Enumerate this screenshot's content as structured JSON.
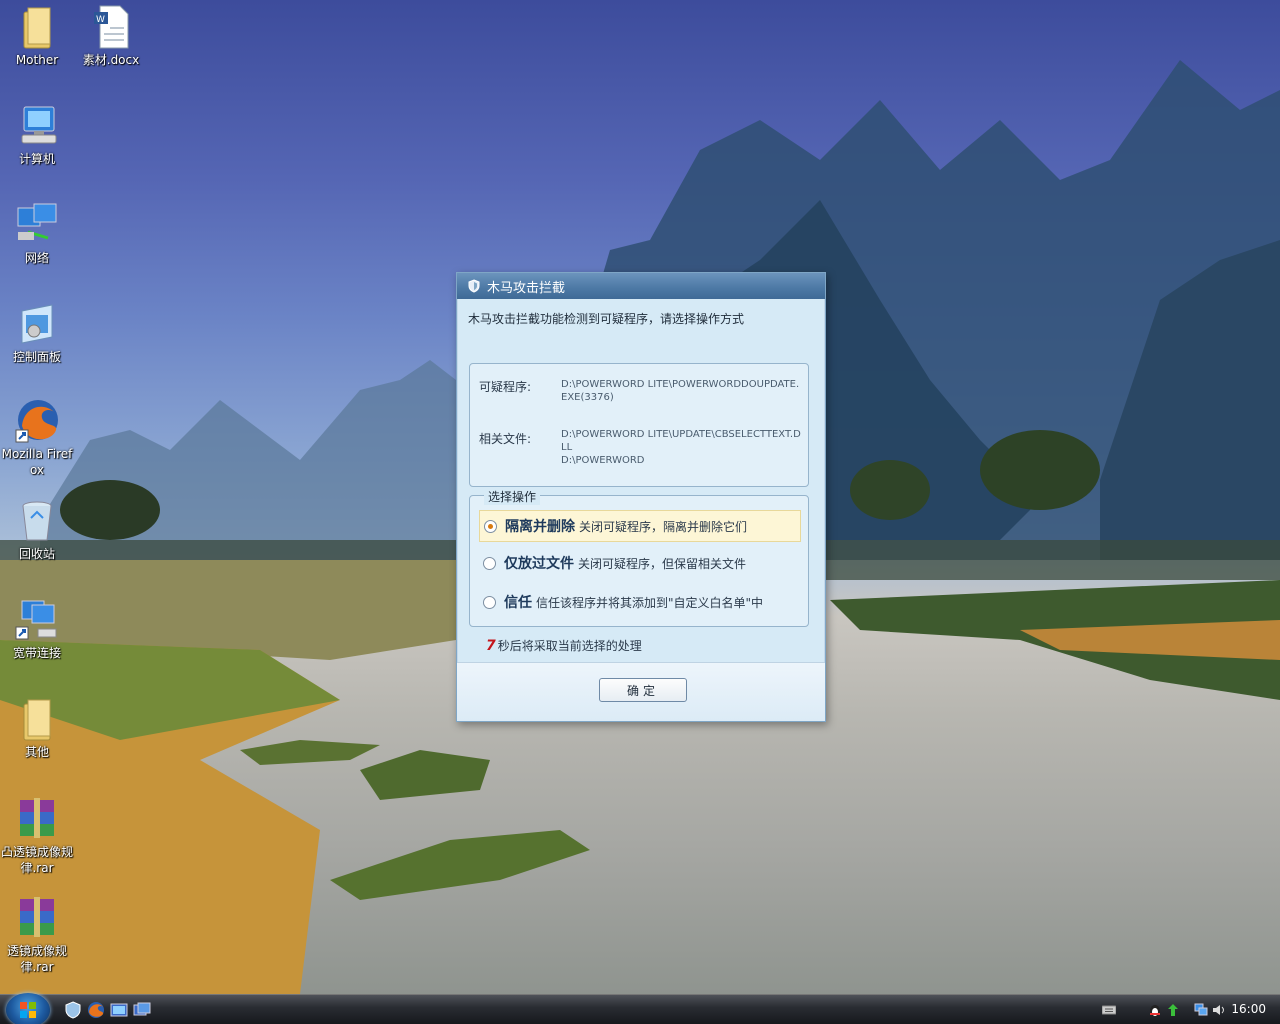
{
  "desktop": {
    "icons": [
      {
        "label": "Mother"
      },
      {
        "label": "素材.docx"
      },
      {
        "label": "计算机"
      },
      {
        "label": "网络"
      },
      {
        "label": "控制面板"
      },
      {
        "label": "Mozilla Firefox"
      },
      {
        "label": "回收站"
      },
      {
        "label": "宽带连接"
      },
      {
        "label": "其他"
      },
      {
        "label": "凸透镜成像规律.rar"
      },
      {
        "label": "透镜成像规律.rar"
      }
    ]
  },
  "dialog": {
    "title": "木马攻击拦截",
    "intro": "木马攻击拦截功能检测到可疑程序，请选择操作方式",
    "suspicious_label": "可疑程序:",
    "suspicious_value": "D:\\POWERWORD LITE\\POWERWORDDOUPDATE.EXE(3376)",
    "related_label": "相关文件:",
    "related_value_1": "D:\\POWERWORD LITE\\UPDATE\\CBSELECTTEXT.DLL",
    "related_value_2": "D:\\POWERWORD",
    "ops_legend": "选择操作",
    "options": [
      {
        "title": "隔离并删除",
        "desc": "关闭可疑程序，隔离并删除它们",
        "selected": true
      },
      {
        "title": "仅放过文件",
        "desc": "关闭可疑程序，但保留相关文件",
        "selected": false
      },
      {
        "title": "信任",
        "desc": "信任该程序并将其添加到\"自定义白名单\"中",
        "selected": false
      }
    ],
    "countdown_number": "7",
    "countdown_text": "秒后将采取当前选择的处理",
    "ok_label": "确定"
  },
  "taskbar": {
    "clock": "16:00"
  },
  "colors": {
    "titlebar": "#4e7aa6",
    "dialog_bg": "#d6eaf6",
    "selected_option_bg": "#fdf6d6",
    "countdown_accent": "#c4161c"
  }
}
**********
Task to complete:
Without the pictures, extract every entry verbatim.

Expected output:
Enumerate this screenshot's content as structured JSON.
{
  "desktop": {
    "icons": [
      {
        "label": "Mother"
      },
      {
        "label": "素材.docx"
      },
      {
        "label": "计算机"
      },
      {
        "label": "网络"
      },
      {
        "label": "控制面板"
      },
      {
        "label": "Mozilla Firefox"
      },
      {
        "label": "回收站"
      },
      {
        "label": "宽带连接"
      },
      {
        "label": "其他"
      },
      {
        "label": "凸透镜成像规律.rar"
      },
      {
        "label": "透镜成像规律.rar"
      }
    ]
  },
  "dialog": {
    "title": "木马攻击拦截",
    "intro": "木马攻击拦截功能检测到可疑程序，请选择操作方式",
    "suspicious_label": "可疑程序:",
    "suspicious_value": "D:\\POWERWORD LITE\\POWERWORDDOUPDATE.EXE(3376)",
    "related_label": "相关文件:",
    "related_value_1": "D:\\POWERWORD LITE\\UPDATE\\CBSELECTTEXT.DLL",
    "related_value_2": "D:\\POWERWORD",
    "ops_legend": "选择操作",
    "options": [
      {
        "title": "隔离并删除",
        "desc": "关闭可疑程序，隔离并删除它们",
        "selected": true
      },
      {
        "title": "仅放过文件",
        "desc": "关闭可疑程序，但保留相关文件",
        "selected": false
      },
      {
        "title": "信任",
        "desc": "信任该程序并将其添加到\"自定义白名单\"中",
        "selected": false
      }
    ],
    "countdown_number": "7",
    "countdown_text": "秒后将采取当前选择的处理",
    "ok_label": "确定"
  },
  "taskbar": {
    "clock": "16:00"
  },
  "colors": {
    "titlebar": "#4e7aa6",
    "dialog_bg": "#d6eaf6",
    "selected_option_bg": "#fdf6d6",
    "countdown_accent": "#c4161c"
  }
}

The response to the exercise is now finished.